=== BRANO DA LEGGERE ===
“Mamma ti amo, ho un uomo incappucciato davanti, non ho tempo”. È il testo dell’sms partito dal cellulare del bambino di 11 anni morto a Napoli nella notte tra lunedì e martedì, precipitato dal balcone di una abitazione al decimo piano di un palazzo signorile a via Mergellina. La procura di Napoli sta indagando per istigazione al suicidio, ed attraverso le procedure protette per l’ascolto dei minori, ha già raccolto i primi verbali degli amichetti del bambino. Alla ricerca di tracce o spunti che aiutino a capire cosa è accaduto e perché.
=== DATI DELL'ESERCIZIO ===
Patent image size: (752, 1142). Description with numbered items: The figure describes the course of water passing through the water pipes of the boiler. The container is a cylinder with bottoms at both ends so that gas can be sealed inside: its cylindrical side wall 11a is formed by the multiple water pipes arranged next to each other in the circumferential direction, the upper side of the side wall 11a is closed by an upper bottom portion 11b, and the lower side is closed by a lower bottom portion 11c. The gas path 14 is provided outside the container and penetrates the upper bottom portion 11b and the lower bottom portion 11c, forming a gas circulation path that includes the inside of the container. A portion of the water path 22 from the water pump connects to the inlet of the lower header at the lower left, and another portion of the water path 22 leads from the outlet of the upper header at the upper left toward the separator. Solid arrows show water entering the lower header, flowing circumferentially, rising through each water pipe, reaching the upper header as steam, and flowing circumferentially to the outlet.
===
**PROVA TU:** Ripeti integralmente il brano da leggere, senza cambiare alcuna parola. L'elenco riportato sopra non è necessario.

**ESERCIZIO SVOLTO:**
“Mamma ti amo, ho un uomo incappucciato davanti, non ho tempo”. È il testo dell’sms partito dal cellulare del bambino di 11 anni morto a Napoli nella notte tra lunedì e martedì, precipitato dal balcone di una abitazione al decimo piano di un palazzo signorile a via Mergellina. La procura di Napoli sta indagando per istigazione al suicidio, ed attraverso le procedure protette per l’ascolto dei minori, ha già raccolto i primi verbali degli amichetti del bambino. Alla ricerca di tracce o spunti che aiutino a capire cosa è accaduto e perché.